* Vorliegender Text *
══════════════════════════════

Der ökonomische Druck auf Mariupol und Berdjansk wächst
Seit vier Jahren wächst der Druck auf die Hafenstädte Mariupol und Berdjansk. Zu lange wurde das ignoriert. Vom 28. bis zum 31. Januar besucht eine EU-Delegation die Region am Asowschen Meer, um sich ein Bild von der wirtschaftlichen und sozialen Situation zu machen. Anschließend soll über mögliche Hilfsprogramme für die von der russischen Blockade gebeutelte Region entschieden werden.
Die Entscheidung, eine EU-Beobachtermission in die Region zu entsenden, fiel nach sechs Monaten aktiver russischer Blockade des Seegebiets im Asowschen Meer und zweier ukrainischer Hafenstädte an der Küste. Im Dezember war bereits eine britische Beobachter Mission vor Ort, die „ökonomische Kriegsführung“ und „langsame Abschottung“ der Region durch Russland kritisierte.
Mariupol liegt circa 20–30 Kilometer südwestlich der Donbas-Kontaktlinie, die Regierungs- und Separatistentruppen voneinander trennt. Zivilist*innen, die in den östlichen Stadtteilen leben, hören fast täglich Schusswechsel zwischen den beiden Seiten. Laut Schätzungen der UN fielen den Kampfhandlungen seit 2014 13.000 Menschen zum Opfer. Seit Kriegsbeginn haben sich 60.000 Binnenvertriebene in Mariupol niedergelassen. Insgesamt sind von den 450.000 Einwohner*innen 160.000 Rentner*innen und 40.000 Sozialhilfeempfänger*innen, zusammen 45% der Stadtbevölkerung. Weniger als hundert Kilometer weiter südwestlich liegt die noch kleinere Stadt Berdjansk, in der die wirtschaftliche Situation noch schlechter ist.

══════════════════════════════

* Bereitgestelltes Material *
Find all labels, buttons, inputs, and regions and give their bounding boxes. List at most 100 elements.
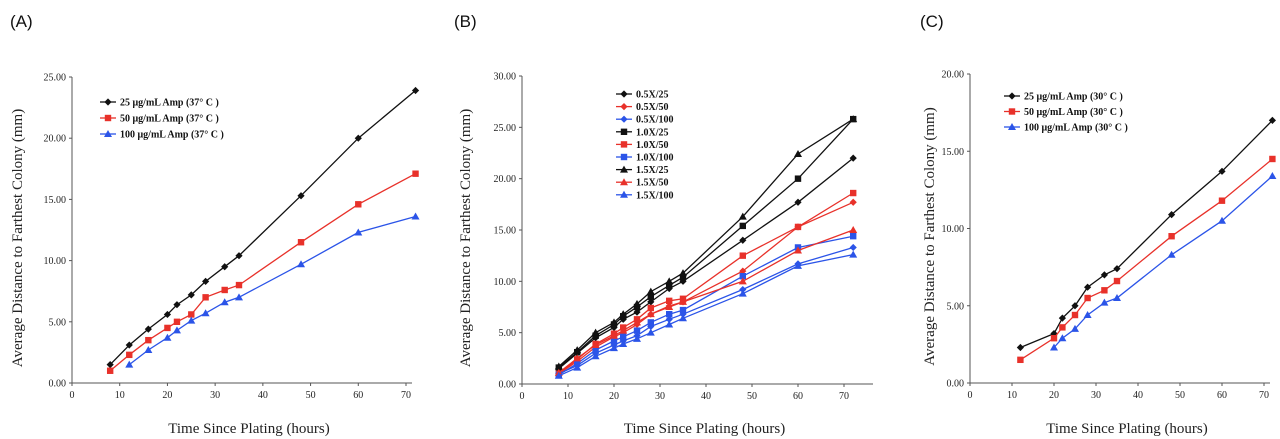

══════════════════════════════

* Gestellte Aufgabe *
Legen Sie anhand des Textes über Mariupol und Berdjansk in ein bis drei Sätzen dar, zu welchem Zweck die EU-Delegation die Region am Asowschen Meer besucht. Die Zeilen werden zur Bearbeitung nicht benötigt.

* Antwort *
Die Delegation will sich ein Bild von der wirtschaftlichen und sozialen Situation in der Region machen. Anschließend soll über mögliche Hilfsprogramme für die von der russischen Blockade gebeutelte Region entschieden werden.